## YOUR GOAL
From the listing below, pull out all lines with "document" in them.

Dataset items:
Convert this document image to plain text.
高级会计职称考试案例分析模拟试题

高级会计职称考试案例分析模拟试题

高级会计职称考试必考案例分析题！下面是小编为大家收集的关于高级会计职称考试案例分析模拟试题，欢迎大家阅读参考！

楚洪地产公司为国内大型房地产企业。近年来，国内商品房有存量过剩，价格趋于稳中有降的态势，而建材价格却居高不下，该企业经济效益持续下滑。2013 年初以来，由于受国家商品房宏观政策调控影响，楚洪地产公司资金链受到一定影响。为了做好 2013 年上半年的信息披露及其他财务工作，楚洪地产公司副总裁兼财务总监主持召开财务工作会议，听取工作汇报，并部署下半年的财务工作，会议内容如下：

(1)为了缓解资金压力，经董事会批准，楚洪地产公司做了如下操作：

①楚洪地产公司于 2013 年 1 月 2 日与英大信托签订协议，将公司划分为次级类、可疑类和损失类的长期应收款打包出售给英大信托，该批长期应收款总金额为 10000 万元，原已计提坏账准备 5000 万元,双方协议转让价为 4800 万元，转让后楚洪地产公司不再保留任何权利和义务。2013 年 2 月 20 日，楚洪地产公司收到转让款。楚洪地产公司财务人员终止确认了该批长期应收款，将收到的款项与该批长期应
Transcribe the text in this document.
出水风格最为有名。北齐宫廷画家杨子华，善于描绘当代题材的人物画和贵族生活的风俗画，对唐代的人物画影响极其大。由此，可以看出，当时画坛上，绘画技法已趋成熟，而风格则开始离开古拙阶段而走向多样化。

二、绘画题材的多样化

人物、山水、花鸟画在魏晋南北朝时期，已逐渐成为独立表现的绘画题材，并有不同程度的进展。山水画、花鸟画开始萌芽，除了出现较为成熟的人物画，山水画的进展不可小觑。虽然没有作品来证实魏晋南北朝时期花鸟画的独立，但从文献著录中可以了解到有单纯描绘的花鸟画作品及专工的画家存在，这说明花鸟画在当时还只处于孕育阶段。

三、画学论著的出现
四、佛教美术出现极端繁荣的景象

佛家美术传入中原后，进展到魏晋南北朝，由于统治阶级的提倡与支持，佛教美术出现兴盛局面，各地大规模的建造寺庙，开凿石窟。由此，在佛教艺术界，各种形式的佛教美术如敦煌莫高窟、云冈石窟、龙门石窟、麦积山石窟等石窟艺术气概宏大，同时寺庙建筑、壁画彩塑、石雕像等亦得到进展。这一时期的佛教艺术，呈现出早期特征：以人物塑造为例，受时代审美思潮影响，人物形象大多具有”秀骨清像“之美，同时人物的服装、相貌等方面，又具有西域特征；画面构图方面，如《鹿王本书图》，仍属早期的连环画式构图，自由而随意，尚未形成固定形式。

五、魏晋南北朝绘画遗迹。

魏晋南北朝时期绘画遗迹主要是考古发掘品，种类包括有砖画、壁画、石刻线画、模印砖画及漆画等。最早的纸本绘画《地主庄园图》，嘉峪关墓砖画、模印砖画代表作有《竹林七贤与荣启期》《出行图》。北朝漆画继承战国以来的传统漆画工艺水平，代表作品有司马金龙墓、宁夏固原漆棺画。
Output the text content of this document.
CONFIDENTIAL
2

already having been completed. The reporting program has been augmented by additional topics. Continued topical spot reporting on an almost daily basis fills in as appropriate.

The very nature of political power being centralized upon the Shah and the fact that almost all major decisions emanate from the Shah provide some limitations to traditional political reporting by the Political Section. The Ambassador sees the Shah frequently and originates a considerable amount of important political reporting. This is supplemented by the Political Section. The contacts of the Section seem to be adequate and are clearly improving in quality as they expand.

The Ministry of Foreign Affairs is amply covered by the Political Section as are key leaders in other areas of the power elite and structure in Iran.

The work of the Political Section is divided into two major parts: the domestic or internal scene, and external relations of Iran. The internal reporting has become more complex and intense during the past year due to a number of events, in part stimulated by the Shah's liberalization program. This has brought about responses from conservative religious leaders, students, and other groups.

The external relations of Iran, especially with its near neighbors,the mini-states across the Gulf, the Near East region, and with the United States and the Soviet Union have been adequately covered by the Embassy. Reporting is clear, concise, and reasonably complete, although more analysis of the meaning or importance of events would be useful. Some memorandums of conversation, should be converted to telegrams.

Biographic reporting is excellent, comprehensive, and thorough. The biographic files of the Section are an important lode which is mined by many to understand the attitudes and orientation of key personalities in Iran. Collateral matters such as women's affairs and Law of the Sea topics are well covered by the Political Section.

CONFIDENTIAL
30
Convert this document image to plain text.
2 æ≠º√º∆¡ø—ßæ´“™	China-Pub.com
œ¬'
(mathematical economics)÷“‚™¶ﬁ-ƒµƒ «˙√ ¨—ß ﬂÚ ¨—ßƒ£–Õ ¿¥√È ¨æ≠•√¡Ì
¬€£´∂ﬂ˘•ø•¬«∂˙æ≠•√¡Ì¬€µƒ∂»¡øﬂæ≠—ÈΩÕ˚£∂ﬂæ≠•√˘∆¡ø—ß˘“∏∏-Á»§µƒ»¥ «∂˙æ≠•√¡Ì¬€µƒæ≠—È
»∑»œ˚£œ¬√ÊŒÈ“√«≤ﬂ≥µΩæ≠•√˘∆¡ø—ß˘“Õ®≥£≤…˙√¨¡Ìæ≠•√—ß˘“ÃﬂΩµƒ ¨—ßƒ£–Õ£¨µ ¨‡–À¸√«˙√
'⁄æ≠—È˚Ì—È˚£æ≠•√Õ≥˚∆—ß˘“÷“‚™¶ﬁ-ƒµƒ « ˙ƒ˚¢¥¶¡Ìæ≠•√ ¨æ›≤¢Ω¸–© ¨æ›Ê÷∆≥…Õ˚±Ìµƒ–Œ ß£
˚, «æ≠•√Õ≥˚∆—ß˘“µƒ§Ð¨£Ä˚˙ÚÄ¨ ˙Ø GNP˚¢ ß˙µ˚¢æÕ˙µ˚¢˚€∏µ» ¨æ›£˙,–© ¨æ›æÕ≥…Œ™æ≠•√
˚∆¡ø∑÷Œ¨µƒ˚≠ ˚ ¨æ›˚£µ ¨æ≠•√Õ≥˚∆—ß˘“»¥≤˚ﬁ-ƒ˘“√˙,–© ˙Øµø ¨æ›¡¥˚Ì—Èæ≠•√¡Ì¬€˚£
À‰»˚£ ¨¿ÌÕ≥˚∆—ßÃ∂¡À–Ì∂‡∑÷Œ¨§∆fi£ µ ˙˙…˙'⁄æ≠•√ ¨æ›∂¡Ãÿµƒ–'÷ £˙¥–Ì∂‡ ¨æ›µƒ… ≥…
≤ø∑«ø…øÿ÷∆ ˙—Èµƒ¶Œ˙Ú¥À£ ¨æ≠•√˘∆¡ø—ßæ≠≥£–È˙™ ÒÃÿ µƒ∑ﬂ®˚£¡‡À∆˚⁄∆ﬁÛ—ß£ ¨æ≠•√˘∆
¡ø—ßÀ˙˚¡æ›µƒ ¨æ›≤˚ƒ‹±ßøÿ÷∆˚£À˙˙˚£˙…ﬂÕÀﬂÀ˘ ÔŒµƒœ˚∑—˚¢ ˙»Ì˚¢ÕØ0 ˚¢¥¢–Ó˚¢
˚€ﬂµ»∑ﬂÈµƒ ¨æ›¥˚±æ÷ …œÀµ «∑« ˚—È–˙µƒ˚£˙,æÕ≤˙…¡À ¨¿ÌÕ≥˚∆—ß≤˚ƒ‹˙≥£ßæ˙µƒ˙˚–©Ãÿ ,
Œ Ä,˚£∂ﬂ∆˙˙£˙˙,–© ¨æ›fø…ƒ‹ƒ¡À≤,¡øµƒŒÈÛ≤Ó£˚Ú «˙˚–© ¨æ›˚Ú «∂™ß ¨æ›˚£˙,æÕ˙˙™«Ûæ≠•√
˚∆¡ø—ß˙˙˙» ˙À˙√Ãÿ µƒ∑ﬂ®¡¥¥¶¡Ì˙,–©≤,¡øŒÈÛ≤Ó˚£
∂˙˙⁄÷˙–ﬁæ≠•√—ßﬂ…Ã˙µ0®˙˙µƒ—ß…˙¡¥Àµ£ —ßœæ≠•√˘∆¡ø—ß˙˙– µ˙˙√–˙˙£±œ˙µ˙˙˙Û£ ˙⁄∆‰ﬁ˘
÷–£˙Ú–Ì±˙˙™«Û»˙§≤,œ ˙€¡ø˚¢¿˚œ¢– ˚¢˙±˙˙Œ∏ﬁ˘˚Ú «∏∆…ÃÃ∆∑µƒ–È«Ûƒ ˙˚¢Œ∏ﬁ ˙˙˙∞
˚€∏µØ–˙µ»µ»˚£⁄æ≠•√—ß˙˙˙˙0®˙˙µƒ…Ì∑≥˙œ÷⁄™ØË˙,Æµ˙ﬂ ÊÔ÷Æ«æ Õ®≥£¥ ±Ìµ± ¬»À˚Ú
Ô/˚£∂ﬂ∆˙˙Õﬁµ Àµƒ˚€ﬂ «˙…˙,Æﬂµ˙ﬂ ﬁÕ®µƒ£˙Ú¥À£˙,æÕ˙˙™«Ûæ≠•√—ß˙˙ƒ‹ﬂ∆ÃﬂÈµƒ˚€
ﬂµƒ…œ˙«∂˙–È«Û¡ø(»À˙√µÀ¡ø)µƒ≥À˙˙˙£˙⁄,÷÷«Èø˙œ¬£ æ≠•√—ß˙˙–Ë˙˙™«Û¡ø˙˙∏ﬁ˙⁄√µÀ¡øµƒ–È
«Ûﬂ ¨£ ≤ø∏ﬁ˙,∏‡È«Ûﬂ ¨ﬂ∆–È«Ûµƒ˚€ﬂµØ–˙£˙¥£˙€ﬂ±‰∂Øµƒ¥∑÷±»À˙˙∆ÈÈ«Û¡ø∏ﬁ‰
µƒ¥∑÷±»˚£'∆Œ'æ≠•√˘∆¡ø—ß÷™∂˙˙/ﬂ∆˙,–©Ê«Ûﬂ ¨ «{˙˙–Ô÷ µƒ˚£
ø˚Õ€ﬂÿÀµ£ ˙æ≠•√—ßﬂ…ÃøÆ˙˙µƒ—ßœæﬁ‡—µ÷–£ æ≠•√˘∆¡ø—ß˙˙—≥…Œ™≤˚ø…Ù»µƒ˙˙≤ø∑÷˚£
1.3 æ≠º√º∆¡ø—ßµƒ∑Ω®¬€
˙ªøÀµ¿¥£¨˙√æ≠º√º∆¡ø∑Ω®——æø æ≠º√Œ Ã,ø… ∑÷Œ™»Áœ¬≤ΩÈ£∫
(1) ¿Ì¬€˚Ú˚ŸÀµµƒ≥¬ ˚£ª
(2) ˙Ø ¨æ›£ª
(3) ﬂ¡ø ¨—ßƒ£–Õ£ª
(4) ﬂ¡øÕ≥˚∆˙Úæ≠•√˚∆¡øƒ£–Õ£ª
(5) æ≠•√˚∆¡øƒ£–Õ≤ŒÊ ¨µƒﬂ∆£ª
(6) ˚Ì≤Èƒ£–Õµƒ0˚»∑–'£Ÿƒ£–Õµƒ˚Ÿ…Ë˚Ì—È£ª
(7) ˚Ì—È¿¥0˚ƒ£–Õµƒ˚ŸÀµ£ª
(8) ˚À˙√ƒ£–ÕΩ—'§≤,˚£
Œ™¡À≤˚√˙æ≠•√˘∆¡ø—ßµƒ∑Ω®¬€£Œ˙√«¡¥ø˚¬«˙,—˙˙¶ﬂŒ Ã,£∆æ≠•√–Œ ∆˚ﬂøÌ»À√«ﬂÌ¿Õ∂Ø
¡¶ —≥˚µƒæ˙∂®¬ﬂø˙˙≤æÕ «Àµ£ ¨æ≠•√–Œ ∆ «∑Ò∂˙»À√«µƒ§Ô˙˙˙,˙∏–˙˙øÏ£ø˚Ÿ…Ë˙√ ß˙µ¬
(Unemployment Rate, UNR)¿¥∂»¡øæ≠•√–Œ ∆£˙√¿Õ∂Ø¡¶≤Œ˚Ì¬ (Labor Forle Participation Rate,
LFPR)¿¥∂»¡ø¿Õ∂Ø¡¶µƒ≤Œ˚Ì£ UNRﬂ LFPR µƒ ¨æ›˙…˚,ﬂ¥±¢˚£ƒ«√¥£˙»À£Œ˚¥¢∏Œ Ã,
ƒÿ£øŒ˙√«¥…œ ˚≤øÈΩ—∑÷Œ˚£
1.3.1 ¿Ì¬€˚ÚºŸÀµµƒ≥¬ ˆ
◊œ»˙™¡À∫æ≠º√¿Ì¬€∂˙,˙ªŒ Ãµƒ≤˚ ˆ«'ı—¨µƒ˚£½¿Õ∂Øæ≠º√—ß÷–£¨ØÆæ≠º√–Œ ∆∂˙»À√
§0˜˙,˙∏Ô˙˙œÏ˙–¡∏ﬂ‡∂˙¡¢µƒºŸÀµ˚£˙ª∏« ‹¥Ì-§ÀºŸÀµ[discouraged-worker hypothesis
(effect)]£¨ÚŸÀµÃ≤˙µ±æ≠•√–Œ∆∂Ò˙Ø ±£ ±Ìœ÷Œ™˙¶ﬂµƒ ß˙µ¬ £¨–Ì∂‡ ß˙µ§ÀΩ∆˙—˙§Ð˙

## SOLUTION TO THIS TASK
Convert this document image to plain text.
Transcribe the text in this document.
Output the text content of this document.
Convert this document image to plain text.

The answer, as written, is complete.